▸ **Instructions for the task**: Using the data below, copy each line that includes the word "résultats".

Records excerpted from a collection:

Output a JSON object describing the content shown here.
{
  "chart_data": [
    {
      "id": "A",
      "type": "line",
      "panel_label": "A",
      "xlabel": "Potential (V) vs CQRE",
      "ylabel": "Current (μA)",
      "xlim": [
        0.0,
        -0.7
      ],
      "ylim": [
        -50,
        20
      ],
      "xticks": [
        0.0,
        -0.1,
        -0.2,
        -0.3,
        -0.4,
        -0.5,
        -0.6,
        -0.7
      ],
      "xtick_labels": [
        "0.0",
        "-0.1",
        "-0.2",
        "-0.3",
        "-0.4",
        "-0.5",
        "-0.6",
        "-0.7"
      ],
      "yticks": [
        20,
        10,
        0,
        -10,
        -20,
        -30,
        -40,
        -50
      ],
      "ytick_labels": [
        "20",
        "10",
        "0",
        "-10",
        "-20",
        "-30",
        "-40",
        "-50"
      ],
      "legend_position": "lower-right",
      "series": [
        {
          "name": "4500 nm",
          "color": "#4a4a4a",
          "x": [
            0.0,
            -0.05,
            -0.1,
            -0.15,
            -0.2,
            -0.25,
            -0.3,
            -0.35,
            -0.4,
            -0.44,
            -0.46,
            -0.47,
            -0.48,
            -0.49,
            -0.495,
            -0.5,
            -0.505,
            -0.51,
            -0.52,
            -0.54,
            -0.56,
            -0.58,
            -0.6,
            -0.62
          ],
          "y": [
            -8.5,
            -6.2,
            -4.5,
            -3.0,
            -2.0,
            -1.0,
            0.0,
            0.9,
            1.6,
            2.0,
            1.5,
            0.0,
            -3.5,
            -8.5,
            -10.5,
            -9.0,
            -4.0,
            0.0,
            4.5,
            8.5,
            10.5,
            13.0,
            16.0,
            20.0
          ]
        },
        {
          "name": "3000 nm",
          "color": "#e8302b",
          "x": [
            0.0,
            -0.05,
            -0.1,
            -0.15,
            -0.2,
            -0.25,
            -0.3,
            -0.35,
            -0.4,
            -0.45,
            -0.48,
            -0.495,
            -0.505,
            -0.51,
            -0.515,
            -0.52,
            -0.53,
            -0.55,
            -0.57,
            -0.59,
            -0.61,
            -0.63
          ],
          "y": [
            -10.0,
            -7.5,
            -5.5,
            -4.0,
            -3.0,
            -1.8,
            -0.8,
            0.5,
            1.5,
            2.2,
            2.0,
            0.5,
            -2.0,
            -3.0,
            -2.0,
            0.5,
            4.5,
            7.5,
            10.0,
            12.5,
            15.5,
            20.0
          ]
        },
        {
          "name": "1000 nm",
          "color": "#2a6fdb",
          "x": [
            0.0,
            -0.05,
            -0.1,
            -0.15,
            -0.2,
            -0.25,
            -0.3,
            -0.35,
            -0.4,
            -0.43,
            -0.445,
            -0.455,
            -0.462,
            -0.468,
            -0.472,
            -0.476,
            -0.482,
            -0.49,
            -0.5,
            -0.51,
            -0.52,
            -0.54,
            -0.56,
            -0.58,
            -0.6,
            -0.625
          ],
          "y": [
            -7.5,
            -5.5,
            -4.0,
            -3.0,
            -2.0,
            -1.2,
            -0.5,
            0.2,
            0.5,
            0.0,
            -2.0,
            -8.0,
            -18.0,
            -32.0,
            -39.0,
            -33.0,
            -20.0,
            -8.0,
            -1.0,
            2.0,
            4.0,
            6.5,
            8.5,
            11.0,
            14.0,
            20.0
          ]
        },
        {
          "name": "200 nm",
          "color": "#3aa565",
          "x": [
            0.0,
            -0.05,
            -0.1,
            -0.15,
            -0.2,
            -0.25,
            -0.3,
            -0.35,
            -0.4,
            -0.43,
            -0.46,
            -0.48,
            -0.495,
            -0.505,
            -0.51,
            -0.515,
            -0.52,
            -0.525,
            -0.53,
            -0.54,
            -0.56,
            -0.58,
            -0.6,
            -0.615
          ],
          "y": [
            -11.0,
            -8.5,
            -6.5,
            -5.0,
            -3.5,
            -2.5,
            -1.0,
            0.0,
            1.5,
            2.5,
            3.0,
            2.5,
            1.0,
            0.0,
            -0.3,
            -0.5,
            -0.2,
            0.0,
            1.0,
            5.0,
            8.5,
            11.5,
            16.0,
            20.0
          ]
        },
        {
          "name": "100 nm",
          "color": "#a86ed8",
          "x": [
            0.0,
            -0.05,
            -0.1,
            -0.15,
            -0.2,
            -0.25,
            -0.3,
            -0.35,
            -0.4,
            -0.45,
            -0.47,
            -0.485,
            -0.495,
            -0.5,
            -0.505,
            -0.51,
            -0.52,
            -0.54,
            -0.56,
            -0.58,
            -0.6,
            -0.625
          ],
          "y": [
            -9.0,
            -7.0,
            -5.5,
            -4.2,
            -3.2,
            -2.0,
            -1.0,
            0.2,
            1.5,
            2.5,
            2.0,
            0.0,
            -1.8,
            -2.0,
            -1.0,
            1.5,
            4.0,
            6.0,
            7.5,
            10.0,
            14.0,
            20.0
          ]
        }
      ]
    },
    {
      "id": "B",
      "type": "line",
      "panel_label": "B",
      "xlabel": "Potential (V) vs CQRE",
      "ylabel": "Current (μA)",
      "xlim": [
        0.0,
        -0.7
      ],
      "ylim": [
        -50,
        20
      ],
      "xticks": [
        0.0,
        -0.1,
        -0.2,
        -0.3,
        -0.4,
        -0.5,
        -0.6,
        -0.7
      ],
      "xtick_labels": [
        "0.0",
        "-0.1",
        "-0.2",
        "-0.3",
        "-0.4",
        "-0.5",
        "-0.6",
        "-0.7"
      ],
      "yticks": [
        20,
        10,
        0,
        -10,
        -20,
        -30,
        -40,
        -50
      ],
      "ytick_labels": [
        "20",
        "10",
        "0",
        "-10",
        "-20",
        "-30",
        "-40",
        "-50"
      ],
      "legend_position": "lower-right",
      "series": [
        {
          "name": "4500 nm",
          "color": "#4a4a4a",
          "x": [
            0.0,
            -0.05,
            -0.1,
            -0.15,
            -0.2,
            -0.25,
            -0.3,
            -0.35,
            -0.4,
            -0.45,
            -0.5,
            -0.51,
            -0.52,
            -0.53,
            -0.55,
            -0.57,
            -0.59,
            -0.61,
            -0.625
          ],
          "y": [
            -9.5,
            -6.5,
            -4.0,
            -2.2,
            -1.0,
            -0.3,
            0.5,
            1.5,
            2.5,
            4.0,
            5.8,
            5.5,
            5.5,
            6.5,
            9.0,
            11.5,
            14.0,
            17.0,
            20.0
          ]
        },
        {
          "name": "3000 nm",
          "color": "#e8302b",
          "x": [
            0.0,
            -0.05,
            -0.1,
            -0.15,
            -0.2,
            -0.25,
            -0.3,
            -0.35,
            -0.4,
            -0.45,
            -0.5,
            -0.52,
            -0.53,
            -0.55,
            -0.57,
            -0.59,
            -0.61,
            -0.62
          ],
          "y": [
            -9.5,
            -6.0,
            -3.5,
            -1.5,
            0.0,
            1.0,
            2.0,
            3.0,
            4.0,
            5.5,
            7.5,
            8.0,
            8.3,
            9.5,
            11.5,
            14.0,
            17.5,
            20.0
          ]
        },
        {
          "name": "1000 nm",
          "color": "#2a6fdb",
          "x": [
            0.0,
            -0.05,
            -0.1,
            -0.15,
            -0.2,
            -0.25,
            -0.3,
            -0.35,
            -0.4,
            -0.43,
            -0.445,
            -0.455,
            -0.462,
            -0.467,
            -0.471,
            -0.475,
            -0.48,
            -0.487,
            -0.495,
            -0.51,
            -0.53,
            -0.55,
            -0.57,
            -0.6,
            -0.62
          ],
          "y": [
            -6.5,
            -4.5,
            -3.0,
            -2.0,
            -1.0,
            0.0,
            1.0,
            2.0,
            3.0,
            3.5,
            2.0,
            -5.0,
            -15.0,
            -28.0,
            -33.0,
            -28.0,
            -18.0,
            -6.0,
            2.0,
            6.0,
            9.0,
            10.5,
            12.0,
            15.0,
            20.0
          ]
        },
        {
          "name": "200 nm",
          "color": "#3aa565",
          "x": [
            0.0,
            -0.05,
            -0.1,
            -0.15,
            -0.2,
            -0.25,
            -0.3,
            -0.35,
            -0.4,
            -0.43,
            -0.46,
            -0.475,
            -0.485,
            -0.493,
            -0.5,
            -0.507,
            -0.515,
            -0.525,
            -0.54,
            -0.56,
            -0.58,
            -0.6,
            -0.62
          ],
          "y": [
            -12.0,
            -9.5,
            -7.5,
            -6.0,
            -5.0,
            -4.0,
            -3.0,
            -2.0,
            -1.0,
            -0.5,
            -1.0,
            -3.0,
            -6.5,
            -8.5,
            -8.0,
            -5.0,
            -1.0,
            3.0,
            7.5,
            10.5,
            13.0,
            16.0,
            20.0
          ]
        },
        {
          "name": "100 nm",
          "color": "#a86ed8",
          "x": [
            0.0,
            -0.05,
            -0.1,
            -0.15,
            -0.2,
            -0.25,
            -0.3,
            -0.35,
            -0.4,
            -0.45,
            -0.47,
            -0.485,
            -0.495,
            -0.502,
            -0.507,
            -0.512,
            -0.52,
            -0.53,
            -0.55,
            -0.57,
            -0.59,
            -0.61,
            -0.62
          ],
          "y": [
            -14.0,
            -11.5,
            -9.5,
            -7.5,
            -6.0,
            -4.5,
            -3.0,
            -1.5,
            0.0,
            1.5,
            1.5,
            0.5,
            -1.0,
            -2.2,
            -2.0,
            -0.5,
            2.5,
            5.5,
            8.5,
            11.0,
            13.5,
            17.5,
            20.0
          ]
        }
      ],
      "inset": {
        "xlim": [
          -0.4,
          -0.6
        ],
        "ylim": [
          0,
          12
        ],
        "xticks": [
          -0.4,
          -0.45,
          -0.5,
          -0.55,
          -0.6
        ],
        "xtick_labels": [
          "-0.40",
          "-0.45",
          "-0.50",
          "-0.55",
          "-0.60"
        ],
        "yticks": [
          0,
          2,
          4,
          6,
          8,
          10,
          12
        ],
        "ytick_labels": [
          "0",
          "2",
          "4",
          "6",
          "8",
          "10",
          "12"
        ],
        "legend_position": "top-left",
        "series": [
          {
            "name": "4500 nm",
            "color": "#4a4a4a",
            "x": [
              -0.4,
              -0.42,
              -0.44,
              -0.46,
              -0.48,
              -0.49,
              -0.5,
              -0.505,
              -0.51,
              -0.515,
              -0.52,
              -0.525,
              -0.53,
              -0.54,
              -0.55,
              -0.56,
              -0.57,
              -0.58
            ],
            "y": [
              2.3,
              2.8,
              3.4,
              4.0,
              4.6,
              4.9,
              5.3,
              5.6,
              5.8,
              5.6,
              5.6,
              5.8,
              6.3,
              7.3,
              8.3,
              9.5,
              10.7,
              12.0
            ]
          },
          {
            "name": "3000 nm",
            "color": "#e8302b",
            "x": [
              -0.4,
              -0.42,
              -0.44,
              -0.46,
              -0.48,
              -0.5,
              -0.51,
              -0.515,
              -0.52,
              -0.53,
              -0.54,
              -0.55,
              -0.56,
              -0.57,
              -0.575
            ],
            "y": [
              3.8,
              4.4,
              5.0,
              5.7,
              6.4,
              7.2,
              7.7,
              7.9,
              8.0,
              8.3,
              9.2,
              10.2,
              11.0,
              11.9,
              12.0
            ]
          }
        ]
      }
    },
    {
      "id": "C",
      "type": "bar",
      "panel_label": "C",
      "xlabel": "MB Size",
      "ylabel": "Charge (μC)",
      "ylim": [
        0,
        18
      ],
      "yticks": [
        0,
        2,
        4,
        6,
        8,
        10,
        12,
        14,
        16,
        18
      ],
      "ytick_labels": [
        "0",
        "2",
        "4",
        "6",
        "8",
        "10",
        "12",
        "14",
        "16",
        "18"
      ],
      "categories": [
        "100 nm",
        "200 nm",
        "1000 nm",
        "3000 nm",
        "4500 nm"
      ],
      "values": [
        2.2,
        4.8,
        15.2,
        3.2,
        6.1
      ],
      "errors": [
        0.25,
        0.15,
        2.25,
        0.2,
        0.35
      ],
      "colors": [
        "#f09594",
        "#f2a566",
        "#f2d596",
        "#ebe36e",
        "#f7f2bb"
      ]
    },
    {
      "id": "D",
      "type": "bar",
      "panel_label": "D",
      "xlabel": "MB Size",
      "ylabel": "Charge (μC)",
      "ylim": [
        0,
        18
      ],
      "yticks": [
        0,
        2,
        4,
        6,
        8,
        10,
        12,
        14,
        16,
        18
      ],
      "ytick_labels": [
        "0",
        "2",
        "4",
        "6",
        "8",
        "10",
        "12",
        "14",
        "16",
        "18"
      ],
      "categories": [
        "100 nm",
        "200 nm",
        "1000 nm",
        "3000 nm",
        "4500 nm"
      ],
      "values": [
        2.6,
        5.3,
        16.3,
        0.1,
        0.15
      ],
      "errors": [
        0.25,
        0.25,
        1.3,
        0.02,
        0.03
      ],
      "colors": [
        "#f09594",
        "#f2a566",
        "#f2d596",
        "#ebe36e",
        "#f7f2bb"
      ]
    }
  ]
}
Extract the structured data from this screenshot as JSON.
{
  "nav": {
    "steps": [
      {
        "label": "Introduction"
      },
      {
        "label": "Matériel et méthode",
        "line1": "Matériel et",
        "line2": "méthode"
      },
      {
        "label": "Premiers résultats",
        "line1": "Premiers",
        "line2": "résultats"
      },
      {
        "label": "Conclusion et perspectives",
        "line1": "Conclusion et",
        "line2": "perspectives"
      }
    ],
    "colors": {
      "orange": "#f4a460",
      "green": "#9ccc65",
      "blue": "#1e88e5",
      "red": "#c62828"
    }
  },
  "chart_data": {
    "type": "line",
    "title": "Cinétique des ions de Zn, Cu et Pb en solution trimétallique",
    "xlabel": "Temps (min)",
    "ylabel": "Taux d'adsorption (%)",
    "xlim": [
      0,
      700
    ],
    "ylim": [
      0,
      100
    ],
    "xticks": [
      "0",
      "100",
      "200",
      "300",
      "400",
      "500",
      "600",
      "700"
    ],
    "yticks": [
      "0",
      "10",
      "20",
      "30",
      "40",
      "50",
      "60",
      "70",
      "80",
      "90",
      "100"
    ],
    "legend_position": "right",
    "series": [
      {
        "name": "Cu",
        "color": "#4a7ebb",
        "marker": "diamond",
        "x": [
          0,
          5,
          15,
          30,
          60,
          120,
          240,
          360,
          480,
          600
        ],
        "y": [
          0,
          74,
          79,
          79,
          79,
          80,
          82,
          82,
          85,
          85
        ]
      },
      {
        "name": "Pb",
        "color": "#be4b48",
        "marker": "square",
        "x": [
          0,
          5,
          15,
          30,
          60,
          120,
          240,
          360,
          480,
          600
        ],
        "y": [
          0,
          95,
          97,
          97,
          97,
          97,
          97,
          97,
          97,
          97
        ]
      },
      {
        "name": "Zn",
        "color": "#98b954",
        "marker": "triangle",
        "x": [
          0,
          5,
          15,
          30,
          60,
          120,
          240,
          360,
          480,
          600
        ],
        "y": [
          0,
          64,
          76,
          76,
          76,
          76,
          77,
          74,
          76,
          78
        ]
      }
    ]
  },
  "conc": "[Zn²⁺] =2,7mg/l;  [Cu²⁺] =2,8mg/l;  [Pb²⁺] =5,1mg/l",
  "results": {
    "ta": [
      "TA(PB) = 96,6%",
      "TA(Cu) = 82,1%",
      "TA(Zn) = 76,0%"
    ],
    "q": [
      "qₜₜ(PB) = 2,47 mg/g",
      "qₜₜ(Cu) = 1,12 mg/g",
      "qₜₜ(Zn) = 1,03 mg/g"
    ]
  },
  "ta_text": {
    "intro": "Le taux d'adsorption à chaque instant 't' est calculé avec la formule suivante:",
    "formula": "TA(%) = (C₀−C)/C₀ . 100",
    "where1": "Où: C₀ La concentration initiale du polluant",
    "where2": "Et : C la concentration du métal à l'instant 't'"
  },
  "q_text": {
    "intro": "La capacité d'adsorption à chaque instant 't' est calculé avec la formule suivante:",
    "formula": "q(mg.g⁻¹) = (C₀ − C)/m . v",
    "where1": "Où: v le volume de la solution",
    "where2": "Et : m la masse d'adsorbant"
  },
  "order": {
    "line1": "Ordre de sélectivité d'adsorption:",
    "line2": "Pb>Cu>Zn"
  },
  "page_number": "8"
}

▸ **Response for this exercise**:
        "label": "Premiers résultats",
        "line2": "résultats"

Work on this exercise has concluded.